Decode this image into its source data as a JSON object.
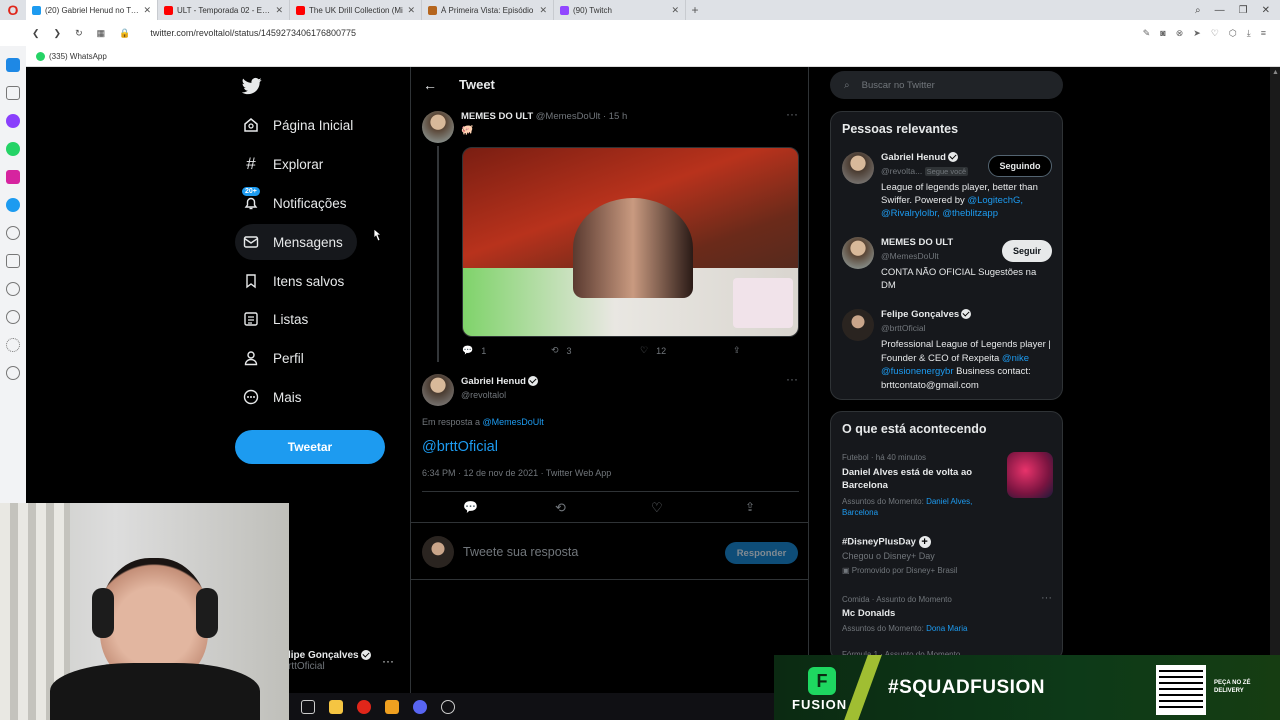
{
  "browser": {
    "tabs": [
      {
        "label": "(20) Gabriel Henud no Twitt",
        "color": "#1d9bf0",
        "active": true
      },
      {
        "label": "ULT - Temporada 02 - Epis",
        "color": "#ff0000",
        "active": false
      },
      {
        "label": "The UK Drill Collection (Mi",
        "color": "#ff0000",
        "active": false
      },
      {
        "label": "À Primeira Vista: Episódio",
        "color": "#b5651d",
        "active": false
      },
      {
        "label": "(90) Twitch",
        "color": "#9146ff",
        "active": false
      }
    ],
    "url": "twitter.com/revoltalol/status/1459273406176800775",
    "bookmark": "(335) WhatsApp"
  },
  "nav": {
    "items": [
      {
        "label": "Página Inicial",
        "icon": "home-icon"
      },
      {
        "label": "Explorar",
        "icon": "hashtag-icon"
      },
      {
        "label": "Notificações",
        "icon": "bell-icon",
        "badge": "20+"
      },
      {
        "label": "Mensagens",
        "icon": "mail-icon"
      },
      {
        "label": "Itens salvos",
        "icon": "bookmark-icon"
      },
      {
        "label": "Listas",
        "icon": "list-icon"
      },
      {
        "label": "Perfil",
        "icon": "person-icon"
      },
      {
        "label": "Mais",
        "icon": "more-circle-icon"
      }
    ],
    "tweet_button": "Tweetar",
    "account_name": "lipe Gonçalves",
    "account_handle": "rttOficial"
  },
  "header": {
    "title": "Tweet"
  },
  "original_tweet": {
    "name": "MEMES DO ULT",
    "handle": "@MemesDoUlt",
    "time": "· 15 h",
    "emoji": "🐖",
    "replies": "1",
    "retweets": "3",
    "likes": "12"
  },
  "main_tweet": {
    "name": "Gabriel Henud",
    "handle": "@revoltalol",
    "reply_prefix": "Em resposta a",
    "reply_to": "@MemesDoUlt",
    "text": "@brttOficial",
    "meta": "6:34 PM · 12 de nov de 2021 · Twitter Web App"
  },
  "reply_box": {
    "placeholder": "Tweete sua resposta",
    "button": "Responder"
  },
  "search": {
    "placeholder": "Buscar no Twitter"
  },
  "relevant": {
    "title": "Pessoas relevantes",
    "people": [
      {
        "name": "Gabriel Henud",
        "handle": "@revolta...",
        "follows_you": "Segue você",
        "button": "Seguindo",
        "bio": "League of legends player, better than Swiffer. Powered by ",
        "links": "@LogitechG, @Rivalrylolbr, @theblitzapp"
      },
      {
        "name": "MEMES DO ULT",
        "handle": "@MemesDoUlt",
        "button": "Seguir",
        "bio": "CONTA NÃO OFICIAL Sugestões na DM"
      },
      {
        "name": "Felipe Gonçalves",
        "handle": "@brttOficial",
        "bio1": "Professional League of Legends player | Founder & CEO of Rexpeita ",
        "link1": "@nike",
        "link2": "@fusionenergybr",
        "bio2": " Business contact: brttcontato@gmail.com"
      }
    ]
  },
  "trends": {
    "title": "O que está acontecendo",
    "items": [
      {
        "meta": "Futebol · há 40 minutos",
        "title": "Daniel Alves está de volta ao Barcelona",
        "sub": "Assuntos do Momento:",
        "links": "Daniel Alves, Barcelona"
      },
      {
        "title": "#DisneyPlusDay",
        "desc": "Chegou o Disney+ Day",
        "promo": "Promovido por Disney+ Brasil"
      },
      {
        "meta": "Comida · Assunto do Momento",
        "title": "Mc Donalds",
        "sub": "Assuntos do Momento:",
        "links": "Dona Maria"
      },
      {
        "meta": "Fórmula 1 · Assunto do Momento"
      }
    ]
  },
  "overlay": {
    "brand": "FUSION",
    "hashtag": "#SQUADFUSION",
    "promo": "PEÇA NO ZÉ DELIVERY"
  },
  "colors": {
    "twitter_blue": "#1d9bf0",
    "bg": "#000000",
    "border": "#2f3336"
  }
}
***
What is expected:
Track down the lines that include the word "Barcelona" and copy them.

Exercise response:
        "title": "Daniel Alves está de volta ao Barcelona",
        "links": "Daniel Alves, Barcelona"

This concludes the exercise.